_Short problem_
Everything in the listing should be restated word for word.

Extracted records
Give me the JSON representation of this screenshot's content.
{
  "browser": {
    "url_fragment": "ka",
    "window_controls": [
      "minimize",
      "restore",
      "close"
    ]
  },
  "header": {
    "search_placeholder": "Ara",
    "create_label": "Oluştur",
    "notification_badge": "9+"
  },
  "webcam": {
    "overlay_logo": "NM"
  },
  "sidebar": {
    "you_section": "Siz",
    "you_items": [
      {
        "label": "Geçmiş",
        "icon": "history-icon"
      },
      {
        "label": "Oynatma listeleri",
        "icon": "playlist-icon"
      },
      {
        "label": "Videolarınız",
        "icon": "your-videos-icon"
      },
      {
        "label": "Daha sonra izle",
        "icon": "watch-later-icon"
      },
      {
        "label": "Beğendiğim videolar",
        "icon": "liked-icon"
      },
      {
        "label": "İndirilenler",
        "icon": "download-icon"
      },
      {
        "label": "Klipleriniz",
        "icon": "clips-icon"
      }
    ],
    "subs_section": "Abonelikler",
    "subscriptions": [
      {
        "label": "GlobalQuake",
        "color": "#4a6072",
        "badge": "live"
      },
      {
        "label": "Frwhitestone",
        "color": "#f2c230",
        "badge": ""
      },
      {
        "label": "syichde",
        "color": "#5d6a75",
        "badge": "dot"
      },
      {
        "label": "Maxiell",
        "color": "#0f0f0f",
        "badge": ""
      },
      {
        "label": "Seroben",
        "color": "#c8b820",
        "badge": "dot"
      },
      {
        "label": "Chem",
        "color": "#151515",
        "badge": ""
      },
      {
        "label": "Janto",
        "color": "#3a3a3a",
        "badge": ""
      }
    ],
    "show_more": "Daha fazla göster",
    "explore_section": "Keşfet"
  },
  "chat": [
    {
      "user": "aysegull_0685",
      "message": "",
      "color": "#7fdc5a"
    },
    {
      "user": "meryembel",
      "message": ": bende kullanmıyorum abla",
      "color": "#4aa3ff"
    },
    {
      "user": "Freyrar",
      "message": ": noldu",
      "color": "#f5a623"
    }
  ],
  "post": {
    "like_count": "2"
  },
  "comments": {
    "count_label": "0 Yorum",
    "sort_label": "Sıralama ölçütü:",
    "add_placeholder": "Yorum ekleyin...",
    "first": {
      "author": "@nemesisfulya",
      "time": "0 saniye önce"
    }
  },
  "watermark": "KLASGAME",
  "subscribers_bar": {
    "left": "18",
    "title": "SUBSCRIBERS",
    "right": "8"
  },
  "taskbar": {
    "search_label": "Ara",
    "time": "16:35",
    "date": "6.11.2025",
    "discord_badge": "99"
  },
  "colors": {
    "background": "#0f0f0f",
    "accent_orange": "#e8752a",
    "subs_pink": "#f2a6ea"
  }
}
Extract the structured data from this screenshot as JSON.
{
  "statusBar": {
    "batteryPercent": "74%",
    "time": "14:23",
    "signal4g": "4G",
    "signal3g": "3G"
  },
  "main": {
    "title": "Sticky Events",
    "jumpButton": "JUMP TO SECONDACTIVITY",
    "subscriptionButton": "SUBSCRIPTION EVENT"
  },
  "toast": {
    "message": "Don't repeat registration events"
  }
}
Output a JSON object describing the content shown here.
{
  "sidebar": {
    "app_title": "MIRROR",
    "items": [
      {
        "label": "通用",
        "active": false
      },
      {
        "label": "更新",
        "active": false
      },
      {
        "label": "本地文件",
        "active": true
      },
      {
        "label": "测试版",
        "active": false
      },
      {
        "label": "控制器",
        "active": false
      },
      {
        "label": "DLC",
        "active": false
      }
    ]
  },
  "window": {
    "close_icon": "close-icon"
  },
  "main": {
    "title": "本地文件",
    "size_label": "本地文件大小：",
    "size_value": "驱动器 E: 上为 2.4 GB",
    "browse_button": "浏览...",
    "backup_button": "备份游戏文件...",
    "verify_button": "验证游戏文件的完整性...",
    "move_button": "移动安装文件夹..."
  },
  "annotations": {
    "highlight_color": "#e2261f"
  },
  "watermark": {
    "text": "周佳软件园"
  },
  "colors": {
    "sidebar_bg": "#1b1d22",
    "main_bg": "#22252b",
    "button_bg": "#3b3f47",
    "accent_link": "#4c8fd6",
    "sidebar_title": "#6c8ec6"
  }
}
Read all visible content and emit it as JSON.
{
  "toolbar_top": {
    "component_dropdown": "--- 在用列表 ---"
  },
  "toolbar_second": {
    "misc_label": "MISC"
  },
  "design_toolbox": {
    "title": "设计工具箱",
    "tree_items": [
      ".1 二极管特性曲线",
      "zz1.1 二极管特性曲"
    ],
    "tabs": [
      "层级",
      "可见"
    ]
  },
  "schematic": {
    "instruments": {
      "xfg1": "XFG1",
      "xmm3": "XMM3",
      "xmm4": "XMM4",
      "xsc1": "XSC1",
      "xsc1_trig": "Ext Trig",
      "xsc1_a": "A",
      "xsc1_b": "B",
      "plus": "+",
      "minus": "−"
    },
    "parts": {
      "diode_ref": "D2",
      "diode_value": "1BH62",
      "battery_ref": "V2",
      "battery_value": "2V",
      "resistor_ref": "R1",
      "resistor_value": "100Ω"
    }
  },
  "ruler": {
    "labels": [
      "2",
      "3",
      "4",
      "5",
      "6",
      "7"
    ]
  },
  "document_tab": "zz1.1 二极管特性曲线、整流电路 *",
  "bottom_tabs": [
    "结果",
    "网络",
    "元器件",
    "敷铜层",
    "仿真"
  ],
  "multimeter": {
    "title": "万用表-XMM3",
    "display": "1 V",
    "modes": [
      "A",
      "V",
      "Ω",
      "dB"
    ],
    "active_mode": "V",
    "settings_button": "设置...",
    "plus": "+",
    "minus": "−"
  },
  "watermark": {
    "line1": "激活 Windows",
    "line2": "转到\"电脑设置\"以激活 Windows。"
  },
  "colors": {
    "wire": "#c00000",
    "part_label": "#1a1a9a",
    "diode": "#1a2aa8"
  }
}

_Written reply_
Give me the JSON representation of this screenshot's content.
{
  "browser": {
    "url_fragment": "ka",
    "window_controls": [
      "minimize",
      "restore",
      "close"
    ]
  },
  "header": {
    "search_placeholder": "Ara",
    "create_label": "Oluştur",
    "notification_badge": "9+"
  },
  "webcam": {
    "overlay_logo": "NM"
  },
  "sidebar": {
    "you_section": "Siz",
    "you_items": [
      {
        "label": "Geçmiş",
        "icon": "history-icon"
      },
      {
        "label": "Oynatma listeleri",
        "icon": "playlist-icon"
      },
      {
        "label": "Videolarınız",
        "icon": "your-videos-icon"
      },
      {
        "label": "Daha sonra izle",
        "icon": "watch-later-icon"
      },
      {
        "label": "Beğendiğim videolar",
        "icon": "liked-icon"
      },
      {
        "label": "İndirilenler",
        "icon": "download-icon"
      },
      {
        "label": "Klipleriniz",
        "icon": "clips-icon"
      }
    ],
    "subs_section": "Abonelikler",
    "subscriptions": [
      {
        "label": "GlobalQuake",
        "color": "#4a6072",
        "badge": "live"
      },
      {
        "label": "Frwhitestone",
        "color": "#f2c230",
        "badge": ""
      },
      {
        "label": "syichde",
        "color": "#5d6a75",
        "badge": "dot"
      },
      {
        "label": "Maxiell",
        "color": "#0f0f0f",
        "badge": ""
      },
      {
        "label": "Seroben",
        "color": "#c8b820",
        "badge": "dot"
      },
      {
        "label": "Chem",
        "color": "#151515",
        "badge": ""
      },
      {
        "label": "Janto",
        "color": "#3a3a3a",
        "badge": ""
      }
    ],
    "show_more": "Daha fazla göster",
    "explore_section": "Keşfet"
  },
  "chat": [
    {
      "user": "aysegull_0685",
      "message": "",
      "color": "#7fdc5a"
    },
    {
      "user": "meryembel",
      "message": ": bende kullanmıyorum abla",
      "color": "#4aa3ff"
    },
    {
      "user": "Freyrar",
      "message": ": noldu",
      "color": "#f5a623"
    }
  ],
  "post": {
    "like_count": "2"
  },
  "comments": {
    "count_label": "0 Yorum",
    "sort_label": "Sıralama ölçütü:",
    "add_placeholder": "Yorum ekleyin...",
    "first": {
      "author": "@nemesisfulya",
      "time": "0 saniye önce"
    }
  },
  "watermark": "KLASGAME",
  "subscribers_bar": {
    "left": "18",
    "title": "SUBSCRIBERS",
    "right": "8"
  },
  "taskbar": {
    "search_label": "Ara",
    "time": "16:35",
    "date": "6.11.2025",
    "discord_badge": "99"
  },
  "colors": {
    "background": "#0f0f0f",
    "accent_orange": "#e8752a",
    "subs_pink": "#f2a6ea"
  }
}
Extract the structured data from this screenshot as JSON.
{
  "statusBar": {
    "batteryPercent": "74%",
    "time": "14:23",
    "signal4g": "4G",
    "signal3g": "3G"
  },
  "main": {
    "title": "Sticky Events",
    "jumpButton": "JUMP TO SECONDACTIVITY",
    "subscriptionButton": "SUBSCRIPTION EVENT"
  },
  "toast": {
    "message": "Don't repeat registration events"
  }
}
Output a JSON object describing the content shown here.
{
  "sidebar": {
    "app_title": "MIRROR",
    "items": [
      {
        "label": "通用",
        "active": false
      },
      {
        "label": "更新",
        "active": false
      },
      {
        "label": "本地文件",
        "active": true
      },
      {
        "label": "测试版",
        "active": false
      },
      {
        "label": "控制器",
        "active": false
      },
      {
        "label": "DLC",
        "active": false
      }
    ]
  },
  "window": {
    "close_icon": "close-icon"
  },
  "main": {
    "title": "本地文件",
    "size_label": "本地文件大小：",
    "size_value": "驱动器 E: 上为 2.4 GB",
    "browse_button": "浏览...",
    "backup_button": "备份游戏文件...",
    "verify_button": "验证游戏文件的完整性...",
    "move_button": "移动安装文件夹..."
  },
  "annotations": {
    "highlight_color": "#e2261f"
  },
  "watermark": {
    "text": "周佳软件园"
  },
  "colors": {
    "sidebar_bg": "#1b1d22",
    "main_bg": "#22252b",
    "button_bg": "#3b3f47",
    "accent_link": "#4c8fd6",
    "sidebar_title": "#6c8ec6"
  }
}
Read all visible content and emit it as JSON.
{
  "toolbar_top": {
    "component_dropdown": "--- 在用列表 ---"
  },
  "toolbar_second": {
    "misc_label": "MISC"
  },
  "design_toolbox": {
    "title": "设计工具箱",
    "tree_items": [
      ".1 二极管特性曲线",
      "zz1.1 二极管特性曲"
    ],
    "tabs": [
      "层级",
      "可见"
    ]
  },
  "schematic": {
    "instruments": {
      "xfg1": "XFG1",
      "xmm3": "XMM3",
      "xmm4": "XMM4",
      "xsc1": "XSC1",
      "xsc1_trig": "Ext Trig",
      "xsc1_a": "A",
      "xsc1_b": "B",
      "plus": "+",
      "minus": "−"
    },
    "parts": {
      "diode_ref": "D2",
      "diode_value": "1BH62",
      "battery_ref": "V2",
      "battery_value": "2V",
      "resistor_ref": "R1",
      "resistor_value": "100Ω"
    }
  },
  "ruler": {
    "labels": [
      "2",
      "3",
      "4",
      "5",
      "6",
      "7"
    ]
  },
  "document_tab": "zz1.1 二极管特性曲线、整流电路 *",
  "bottom_tabs": [
    "结果",
    "网络",
    "元器件",
    "敷铜层",
    "仿真"
  ],
  "multimeter": {
    "title": "万用表-XMM3",
    "display": "1 V",
    "modes": [
      "A",
      "V",
      "Ω",
      "dB"
    ],
    "active_mode": "V",
    "settings_button": "设置...",
    "plus": "+",
    "minus": "−"
  },
  "watermark": {
    "line1": "激活 Windows",
    "line2": "转到\"电脑设置\"以激活 Windows。"
  },
  "colors": {
    "wire": "#c00000",
    "part_label": "#1a1a9a",
    "diode": "#1a2aa8"
  }
}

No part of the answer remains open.